What is expected
Copy the data word for word, keeping every line.
· · · ·
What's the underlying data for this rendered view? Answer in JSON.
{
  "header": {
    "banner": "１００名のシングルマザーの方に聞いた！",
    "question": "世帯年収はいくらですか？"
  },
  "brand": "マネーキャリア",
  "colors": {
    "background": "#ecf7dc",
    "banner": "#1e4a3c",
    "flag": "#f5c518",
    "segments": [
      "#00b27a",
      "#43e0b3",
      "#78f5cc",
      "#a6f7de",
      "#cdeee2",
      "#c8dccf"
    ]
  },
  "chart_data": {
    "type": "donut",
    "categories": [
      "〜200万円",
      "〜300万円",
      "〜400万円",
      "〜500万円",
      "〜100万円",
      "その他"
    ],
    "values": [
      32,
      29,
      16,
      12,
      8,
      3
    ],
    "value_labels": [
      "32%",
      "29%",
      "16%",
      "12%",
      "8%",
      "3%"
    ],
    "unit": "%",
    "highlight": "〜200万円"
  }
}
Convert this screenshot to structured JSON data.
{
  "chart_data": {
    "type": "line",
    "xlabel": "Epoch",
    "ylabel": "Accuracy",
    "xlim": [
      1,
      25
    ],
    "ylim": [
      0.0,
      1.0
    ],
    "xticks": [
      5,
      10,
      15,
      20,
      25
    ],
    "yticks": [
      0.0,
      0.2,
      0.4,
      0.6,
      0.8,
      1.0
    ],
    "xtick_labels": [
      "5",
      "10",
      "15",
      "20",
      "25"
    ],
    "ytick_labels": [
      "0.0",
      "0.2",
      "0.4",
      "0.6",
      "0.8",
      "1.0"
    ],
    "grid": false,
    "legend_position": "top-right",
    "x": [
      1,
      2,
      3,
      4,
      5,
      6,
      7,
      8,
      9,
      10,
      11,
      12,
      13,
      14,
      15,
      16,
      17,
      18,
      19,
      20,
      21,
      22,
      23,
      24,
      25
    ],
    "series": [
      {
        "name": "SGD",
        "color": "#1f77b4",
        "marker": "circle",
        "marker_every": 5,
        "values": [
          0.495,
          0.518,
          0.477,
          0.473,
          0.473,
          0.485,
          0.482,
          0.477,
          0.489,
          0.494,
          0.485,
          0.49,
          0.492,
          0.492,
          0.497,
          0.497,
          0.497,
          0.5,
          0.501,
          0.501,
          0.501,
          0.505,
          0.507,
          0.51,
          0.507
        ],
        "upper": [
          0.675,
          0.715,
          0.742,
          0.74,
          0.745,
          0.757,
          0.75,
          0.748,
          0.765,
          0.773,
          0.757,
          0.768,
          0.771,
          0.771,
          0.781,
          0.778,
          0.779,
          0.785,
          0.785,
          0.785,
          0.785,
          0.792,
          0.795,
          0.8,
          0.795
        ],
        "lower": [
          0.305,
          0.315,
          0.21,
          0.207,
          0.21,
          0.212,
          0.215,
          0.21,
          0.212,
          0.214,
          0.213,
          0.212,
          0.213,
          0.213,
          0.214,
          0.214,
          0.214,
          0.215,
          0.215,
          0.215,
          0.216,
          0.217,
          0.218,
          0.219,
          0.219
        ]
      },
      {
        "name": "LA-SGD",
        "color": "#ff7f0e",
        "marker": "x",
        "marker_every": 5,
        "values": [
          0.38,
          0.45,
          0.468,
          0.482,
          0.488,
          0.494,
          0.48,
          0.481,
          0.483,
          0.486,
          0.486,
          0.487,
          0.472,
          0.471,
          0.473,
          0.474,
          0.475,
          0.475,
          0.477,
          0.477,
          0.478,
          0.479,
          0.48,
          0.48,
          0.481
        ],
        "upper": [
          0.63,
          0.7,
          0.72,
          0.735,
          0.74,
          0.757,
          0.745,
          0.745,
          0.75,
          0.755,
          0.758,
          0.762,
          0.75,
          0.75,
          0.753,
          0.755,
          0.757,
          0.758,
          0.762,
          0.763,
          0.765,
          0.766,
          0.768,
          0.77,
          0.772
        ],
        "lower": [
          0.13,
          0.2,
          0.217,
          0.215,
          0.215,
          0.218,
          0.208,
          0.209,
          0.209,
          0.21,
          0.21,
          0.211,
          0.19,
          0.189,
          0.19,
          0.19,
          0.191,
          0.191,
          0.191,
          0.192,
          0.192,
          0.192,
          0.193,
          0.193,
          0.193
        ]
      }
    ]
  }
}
· · · ·
Answer for this exercise
What's the underlying data for this rendered view? Answer in JSON.
{
  "header": {
    "banner": "１００名のシングルマザーの方に聞いた！",
    "question": "世帯年収はいくらですか？"
  },
  "brand": "マネーキャリア",
  "colors": {
    "background": "#ecf7dc",
    "banner": "#1e4a3c",
    "flag": "#f5c518",
    "segments": [
      "#00b27a",
      "#43e0b3",
      "#78f5cc",
      "#a6f7de",
      "#cdeee2",
      "#c8dccf"
    ]
  },
  "chart_data": {
    "type": "donut",
    "categories": [
      "〜200万円",
      "〜300万円",
      "〜400万円",
      "〜500万円",
      "〜100万円",
      "その他"
    ],
    "values": [
      32,
      29,
      16,
      12,
      8,
      3
    ],
    "value_labels": [
      "32%",
      "29%",
      "16%",
      "12%",
      "8%",
      "3%"
    ],
    "unit": "%",
    "highlight": "〜200万円"
  }
}
Convert this screenshot to structured JSON data.
{
  "chart_data": {
    "type": "line",
    "xlabel": "Epoch",
    "ylabel": "Accuracy",
    "xlim": [
      1,
      25
    ],
    "ylim": [
      0.0,
      1.0
    ],
    "xticks": [
      5,
      10,
      15,
      20,
      25
    ],
    "yticks": [
      0.0,
      0.2,
      0.4,
      0.6,
      0.8,
      1.0
    ],
    "xtick_labels": [
      "5",
      "10",
      "15",
      "20",
      "25"
    ],
    "ytick_labels": [
      "0.0",
      "0.2",
      "0.4",
      "0.6",
      "0.8",
      "1.0"
    ],
    "grid": false,
    "legend_position": "top-right",
    "x": [
      1,
      2,
      3,
      4,
      5,
      6,
      7,
      8,
      9,
      10,
      11,
      12,
      13,
      14,
      15,
      16,
      17,
      18,
      19,
      20,
      21,
      22,
      23,
      24,
      25
    ],
    "series": [
      {
        "name": "SGD",
        "color": "#1f77b4",
        "marker": "circle",
        "marker_every": 5,
        "values": [
          0.495,
          0.518,
          0.477,
          0.473,
          0.473,
          0.485,
          0.482,
          0.477,
          0.489,
          0.494,
          0.485,
          0.49,
          0.492,
          0.492,
          0.497,
          0.497,
          0.497,
          0.5,
          0.501,
          0.501,
          0.501,
          0.505,
          0.507,
          0.51,
          0.507
        ],
        "upper": [
          0.675,
          0.715,
          0.742,
          0.74,
          0.745,
          0.757,
          0.75,
          0.748,
          0.765,
          0.773,
          0.757,
          0.768,
          0.771,
          0.771,
          0.781,
          0.778,
          0.779,
          0.785,
          0.785,
          0.785,
          0.785,
          0.792,
          0.795,
          0.8,
          0.795
        ],
        "lower": [
          0.305,
          0.315,
          0.21,
          0.207,
          0.21,
          0.212,
          0.215,
          0.21,
          0.212,
          0.214,
          0.213,
          0.212,
          0.213,
          0.213,
          0.214,
          0.214,
          0.214,
          0.215,
          0.215,
          0.215,
          0.216,
          0.217,
          0.218,
          0.219,
          0.219
        ]
      },
      {
        "name": "LA-SGD",
        "color": "#ff7f0e",
        "marker": "x",
        "marker_every": 5,
        "values": [
          0.38,
          0.45,
          0.468,
          0.482,
          0.488,
          0.494,
          0.48,
          0.481,
          0.483,
          0.486,
          0.486,
          0.487,
          0.472,
          0.471,
          0.473,
          0.474,
          0.475,
          0.475,
          0.477,
          0.477,
          0.478,
          0.479,
          0.48,
          0.48,
          0.481
        ],
        "upper": [
          0.63,
          0.7,
          0.72,
          0.735,
          0.74,
          0.757,
          0.745,
          0.745,
          0.75,
          0.755,
          0.758,
          0.762,
          0.75,
          0.75,
          0.753,
          0.755,
          0.757,
          0.758,
          0.762,
          0.763,
          0.765,
          0.766,
          0.768,
          0.77,
          0.772
        ],
        "lower": [
          0.13,
          0.2,
          0.217,
          0.215,
          0.215,
          0.218,
          0.208,
          0.209,
          0.209,
          0.21,
          0.21,
          0.211,
          0.19,
          0.189,
          0.19,
          0.19,
          0.191,
          0.191,
          0.191,
          0.192,
          0.192,
          0.192,
          0.193,
          0.193,
          0.193
        ]
      }
    ]
  }
}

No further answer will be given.